* FRAGMENTO *
= = =
Por Ismael Fuentes (Profesor universitario)
La obsesión de José Lezama Lima por la ciudad, específicamente La Habana, revela no pocas claves para poder comprender algunas zonas de su poética.
La ciudad emerge en su obra como motivo estructurador de sus propias fabulaciones, su intención es darnos audazmente los argumentos que sitúan al hombre dentro de su propia unidad de creación, en la que cada parte encuentra su justificación de trascendencia, perspectiva que lo aleja, un tanto, de la mirada irracional de algunos escritores modernistas, que para éstos la ciudad fue más bien el centro generador del spleen, el espacio en que se frustraban muchos de los ideales humanos, por fuerza de una materialidad enajenante habían concluido que Ícaro no merecía segundas oportunidades.
= = =
* LISTADO *
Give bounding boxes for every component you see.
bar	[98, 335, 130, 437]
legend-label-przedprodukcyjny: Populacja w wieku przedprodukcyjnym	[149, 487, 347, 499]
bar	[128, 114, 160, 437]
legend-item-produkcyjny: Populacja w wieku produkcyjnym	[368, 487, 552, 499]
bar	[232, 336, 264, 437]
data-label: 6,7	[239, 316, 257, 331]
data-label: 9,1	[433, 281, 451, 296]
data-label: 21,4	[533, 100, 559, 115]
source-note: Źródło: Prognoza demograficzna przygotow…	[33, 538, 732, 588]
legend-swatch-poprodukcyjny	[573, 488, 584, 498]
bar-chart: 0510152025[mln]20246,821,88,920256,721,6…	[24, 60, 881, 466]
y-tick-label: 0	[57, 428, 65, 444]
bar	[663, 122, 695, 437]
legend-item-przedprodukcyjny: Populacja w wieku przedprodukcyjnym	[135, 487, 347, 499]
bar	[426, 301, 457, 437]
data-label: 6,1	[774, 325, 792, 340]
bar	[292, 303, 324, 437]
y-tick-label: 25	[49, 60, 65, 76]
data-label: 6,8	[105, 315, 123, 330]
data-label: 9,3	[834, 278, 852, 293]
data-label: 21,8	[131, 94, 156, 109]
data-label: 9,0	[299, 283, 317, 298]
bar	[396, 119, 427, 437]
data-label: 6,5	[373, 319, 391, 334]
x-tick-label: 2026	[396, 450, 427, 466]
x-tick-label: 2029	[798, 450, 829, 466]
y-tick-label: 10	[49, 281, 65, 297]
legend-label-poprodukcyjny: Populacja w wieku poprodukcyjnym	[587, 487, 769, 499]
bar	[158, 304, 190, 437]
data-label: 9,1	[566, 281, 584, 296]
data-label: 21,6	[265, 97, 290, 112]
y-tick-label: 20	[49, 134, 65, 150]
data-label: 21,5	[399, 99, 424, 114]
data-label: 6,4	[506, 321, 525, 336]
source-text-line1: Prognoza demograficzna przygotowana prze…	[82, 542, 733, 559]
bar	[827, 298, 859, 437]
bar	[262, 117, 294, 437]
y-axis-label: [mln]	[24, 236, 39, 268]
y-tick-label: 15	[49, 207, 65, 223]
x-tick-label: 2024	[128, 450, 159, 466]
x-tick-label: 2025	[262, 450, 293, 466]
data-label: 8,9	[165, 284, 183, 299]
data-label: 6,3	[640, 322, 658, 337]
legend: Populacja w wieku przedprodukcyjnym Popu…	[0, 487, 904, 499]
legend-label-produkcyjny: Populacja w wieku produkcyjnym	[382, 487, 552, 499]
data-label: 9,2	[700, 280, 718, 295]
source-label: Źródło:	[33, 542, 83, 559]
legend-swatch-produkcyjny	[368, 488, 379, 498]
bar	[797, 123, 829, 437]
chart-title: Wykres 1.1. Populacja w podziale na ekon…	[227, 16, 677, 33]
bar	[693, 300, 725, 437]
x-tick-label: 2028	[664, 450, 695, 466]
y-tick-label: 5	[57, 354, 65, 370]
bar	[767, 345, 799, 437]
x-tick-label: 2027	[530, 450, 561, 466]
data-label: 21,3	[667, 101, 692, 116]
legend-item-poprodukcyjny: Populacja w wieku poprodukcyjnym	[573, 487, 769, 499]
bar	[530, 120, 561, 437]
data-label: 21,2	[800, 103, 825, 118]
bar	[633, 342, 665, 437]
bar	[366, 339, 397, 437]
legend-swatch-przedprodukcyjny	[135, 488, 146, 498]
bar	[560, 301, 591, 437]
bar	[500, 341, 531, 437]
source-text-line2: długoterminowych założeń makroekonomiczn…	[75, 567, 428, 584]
= = =
* POR HACER *
A: Devuelve sin cambios la parte del fragmento sobre Lezama Lima que empieza con las palabras que contienen "La obsesión de" y termina con "merecía segundas oportunidades.".
B: Por favor, vuelve a escribir sin ningún cambio las filas del listado desde la primera hasta la que contiene "281, 451, 296]", ambas incluidas.

* SOLUCIONES PROPUESTAS *
A:
La obsesión de José Lezama Lima por la ciudad, específicamente La Habana, revela no pocas claves para poder comprender algunas zonas de su poética.
La ciudad emerge en su obra como motivo estructurador de sus propias fabulaciones, su intención es darnos audazmente los argumentos que sitúan al hombre dentro de su propia unidad de creación, en la que cada parte encuentra su justificación de trascendencia, perspectiva que lo aleja, un tanto, de la mirada irracional de algunos escritores modernistas, que para éstos la ciudad fue más bien el centro generador del spleen, el espacio en que se frustraban muchos de los ideales humanos, por fuerza de una materialidad enajenante habían concluido que Ícaro no merecía segundas oportunidades.

B:
Give bounding boxes for every component you see.
bar	[98, 335, 130, 437]
legend-label-przedprodukcyjny: Populacja w wieku przedprodukcyjnym	[149, 487, 347, 499]
bar	[128, 114, 160, 437]
legend-item-produkcyjny: Populacja w wieku produkcyjnym	[368, 487, 552, 499]
bar	[232, 336, 264, 437]
data-label: 6,7	[239, 316, 257, 331]
data-label: 9,1	[433, 281, 451, 296]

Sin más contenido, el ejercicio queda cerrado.